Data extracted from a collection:

--- begin ---

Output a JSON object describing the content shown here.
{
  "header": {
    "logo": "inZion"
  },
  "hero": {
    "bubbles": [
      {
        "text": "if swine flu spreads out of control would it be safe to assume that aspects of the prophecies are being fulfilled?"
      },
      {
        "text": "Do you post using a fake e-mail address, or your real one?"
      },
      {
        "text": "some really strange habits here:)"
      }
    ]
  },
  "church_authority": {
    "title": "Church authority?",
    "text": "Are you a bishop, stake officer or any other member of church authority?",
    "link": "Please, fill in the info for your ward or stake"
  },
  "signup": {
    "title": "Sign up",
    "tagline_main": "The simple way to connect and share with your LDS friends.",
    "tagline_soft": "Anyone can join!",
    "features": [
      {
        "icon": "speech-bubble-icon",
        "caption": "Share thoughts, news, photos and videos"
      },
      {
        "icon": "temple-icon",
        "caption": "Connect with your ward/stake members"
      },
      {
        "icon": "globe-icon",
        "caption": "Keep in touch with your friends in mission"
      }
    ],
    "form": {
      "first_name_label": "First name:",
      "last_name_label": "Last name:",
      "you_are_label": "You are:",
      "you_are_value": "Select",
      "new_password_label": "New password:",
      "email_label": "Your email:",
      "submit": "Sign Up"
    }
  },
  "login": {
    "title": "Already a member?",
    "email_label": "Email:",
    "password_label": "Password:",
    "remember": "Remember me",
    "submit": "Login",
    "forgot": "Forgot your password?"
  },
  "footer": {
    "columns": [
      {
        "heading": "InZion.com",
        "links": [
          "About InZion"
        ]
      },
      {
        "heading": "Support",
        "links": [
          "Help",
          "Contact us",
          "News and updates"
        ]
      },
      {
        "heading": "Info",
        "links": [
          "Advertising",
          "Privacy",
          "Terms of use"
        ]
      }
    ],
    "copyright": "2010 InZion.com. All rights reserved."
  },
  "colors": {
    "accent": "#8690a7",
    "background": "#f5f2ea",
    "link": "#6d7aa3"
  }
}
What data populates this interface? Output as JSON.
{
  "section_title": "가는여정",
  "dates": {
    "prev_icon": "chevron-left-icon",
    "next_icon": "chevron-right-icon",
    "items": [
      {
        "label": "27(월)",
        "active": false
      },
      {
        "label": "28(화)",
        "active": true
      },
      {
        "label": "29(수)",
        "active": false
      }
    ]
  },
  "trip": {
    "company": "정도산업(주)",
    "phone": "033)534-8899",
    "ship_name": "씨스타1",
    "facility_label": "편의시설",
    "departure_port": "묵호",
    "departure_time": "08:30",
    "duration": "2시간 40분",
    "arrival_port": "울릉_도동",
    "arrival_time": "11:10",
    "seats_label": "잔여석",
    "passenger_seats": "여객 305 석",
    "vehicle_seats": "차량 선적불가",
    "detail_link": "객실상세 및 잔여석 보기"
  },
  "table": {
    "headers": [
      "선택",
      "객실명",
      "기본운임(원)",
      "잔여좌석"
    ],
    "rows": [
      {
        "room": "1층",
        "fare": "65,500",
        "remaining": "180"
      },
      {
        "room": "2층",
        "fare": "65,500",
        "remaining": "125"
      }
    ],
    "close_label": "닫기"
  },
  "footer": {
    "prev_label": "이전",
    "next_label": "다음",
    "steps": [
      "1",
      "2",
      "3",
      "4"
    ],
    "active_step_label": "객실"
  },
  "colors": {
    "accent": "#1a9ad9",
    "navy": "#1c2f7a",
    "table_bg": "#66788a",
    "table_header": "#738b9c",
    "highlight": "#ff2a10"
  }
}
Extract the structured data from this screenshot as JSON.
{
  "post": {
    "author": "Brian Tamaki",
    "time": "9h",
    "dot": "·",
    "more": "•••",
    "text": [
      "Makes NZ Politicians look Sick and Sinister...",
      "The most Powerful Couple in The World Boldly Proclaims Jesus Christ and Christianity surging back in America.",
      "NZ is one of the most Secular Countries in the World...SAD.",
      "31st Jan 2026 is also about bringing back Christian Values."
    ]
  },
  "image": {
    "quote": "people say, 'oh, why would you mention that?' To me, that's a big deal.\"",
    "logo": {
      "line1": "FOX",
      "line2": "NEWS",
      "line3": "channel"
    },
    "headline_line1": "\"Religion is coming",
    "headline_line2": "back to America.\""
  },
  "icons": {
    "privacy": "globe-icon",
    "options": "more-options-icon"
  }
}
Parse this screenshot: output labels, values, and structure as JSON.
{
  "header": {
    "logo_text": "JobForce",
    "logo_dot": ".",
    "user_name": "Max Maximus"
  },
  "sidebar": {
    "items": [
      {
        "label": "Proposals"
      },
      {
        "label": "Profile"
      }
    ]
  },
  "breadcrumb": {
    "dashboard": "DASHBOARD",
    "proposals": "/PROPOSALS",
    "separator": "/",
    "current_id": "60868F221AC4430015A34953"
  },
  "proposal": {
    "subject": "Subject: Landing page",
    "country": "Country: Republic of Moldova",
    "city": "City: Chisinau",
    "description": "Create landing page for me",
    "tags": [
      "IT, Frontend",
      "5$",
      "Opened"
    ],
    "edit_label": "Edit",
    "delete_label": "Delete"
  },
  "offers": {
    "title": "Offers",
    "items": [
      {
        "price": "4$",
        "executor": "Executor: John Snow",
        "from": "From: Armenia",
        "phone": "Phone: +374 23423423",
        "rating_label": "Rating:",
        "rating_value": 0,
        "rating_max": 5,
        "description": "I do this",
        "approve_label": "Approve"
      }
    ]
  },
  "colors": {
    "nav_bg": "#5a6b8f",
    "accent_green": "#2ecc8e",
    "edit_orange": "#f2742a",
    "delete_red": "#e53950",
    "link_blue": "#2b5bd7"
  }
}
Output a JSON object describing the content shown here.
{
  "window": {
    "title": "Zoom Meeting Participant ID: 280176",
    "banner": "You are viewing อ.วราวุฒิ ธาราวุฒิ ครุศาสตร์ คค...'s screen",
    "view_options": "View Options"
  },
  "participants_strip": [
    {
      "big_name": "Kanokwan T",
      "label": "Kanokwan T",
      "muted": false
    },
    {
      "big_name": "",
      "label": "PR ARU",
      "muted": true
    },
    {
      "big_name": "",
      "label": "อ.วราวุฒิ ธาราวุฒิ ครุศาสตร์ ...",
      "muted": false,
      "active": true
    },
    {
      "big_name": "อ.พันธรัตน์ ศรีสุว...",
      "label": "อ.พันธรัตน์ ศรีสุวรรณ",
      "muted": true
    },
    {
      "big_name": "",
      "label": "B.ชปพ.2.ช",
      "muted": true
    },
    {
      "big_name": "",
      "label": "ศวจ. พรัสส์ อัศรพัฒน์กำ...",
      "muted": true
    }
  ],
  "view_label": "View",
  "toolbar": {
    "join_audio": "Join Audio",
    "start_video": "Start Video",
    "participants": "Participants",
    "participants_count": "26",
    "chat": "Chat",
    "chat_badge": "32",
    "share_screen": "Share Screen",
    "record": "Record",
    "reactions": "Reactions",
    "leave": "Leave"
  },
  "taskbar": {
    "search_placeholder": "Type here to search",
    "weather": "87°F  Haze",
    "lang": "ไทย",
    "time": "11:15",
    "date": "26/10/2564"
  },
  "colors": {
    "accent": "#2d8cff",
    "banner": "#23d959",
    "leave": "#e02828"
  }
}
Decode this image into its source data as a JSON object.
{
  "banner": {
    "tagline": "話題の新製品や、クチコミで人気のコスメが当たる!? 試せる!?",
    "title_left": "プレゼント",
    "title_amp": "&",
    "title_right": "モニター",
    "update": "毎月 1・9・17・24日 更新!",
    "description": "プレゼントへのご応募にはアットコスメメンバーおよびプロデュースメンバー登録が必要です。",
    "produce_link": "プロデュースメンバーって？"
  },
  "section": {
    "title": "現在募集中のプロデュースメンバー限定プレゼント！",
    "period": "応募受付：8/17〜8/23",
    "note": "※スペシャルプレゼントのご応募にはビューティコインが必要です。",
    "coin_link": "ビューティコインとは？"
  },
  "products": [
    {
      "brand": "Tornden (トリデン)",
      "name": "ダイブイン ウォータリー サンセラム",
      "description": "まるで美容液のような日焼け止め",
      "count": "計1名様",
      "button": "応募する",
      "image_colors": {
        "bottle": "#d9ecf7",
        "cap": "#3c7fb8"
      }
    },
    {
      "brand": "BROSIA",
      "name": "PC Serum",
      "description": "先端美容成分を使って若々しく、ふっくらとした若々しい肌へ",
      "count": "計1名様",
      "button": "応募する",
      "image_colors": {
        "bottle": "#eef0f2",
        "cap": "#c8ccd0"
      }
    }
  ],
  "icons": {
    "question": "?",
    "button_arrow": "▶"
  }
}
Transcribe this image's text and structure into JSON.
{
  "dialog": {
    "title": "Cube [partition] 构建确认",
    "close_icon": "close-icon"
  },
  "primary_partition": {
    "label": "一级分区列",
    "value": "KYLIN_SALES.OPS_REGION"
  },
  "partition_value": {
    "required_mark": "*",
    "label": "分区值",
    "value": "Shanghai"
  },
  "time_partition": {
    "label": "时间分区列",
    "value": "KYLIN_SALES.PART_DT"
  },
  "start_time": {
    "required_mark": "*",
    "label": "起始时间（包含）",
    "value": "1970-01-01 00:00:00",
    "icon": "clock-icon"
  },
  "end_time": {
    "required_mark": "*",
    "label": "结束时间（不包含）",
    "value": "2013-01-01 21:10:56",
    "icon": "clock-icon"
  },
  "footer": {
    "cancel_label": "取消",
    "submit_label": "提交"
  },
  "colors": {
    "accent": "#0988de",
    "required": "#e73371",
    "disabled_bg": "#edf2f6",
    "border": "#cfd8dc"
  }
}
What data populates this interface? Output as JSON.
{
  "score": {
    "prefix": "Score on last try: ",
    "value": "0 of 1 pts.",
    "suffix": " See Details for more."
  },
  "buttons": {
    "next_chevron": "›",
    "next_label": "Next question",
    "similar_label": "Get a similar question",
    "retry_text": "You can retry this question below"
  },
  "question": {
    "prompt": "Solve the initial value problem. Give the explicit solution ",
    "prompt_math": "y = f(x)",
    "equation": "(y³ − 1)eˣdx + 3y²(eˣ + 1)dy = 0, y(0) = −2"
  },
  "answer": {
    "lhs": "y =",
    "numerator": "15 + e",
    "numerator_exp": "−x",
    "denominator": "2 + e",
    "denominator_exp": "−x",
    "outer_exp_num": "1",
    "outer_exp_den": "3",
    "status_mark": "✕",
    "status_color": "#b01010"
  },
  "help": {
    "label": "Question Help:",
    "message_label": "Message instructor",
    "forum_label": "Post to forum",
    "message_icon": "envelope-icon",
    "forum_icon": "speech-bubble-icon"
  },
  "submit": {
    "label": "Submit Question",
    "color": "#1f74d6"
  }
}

--- end ---

Written problem: Scan the listing above. Collect all lines with the word "would".

Answer to the problem:
        "text": "if swine flu spreads out of control would it be safe to assume that aspects of the prophecies are being fulfilled?"
    "quote": "people say, 'oh, why would you mention that?' To me, that's a big deal.\"",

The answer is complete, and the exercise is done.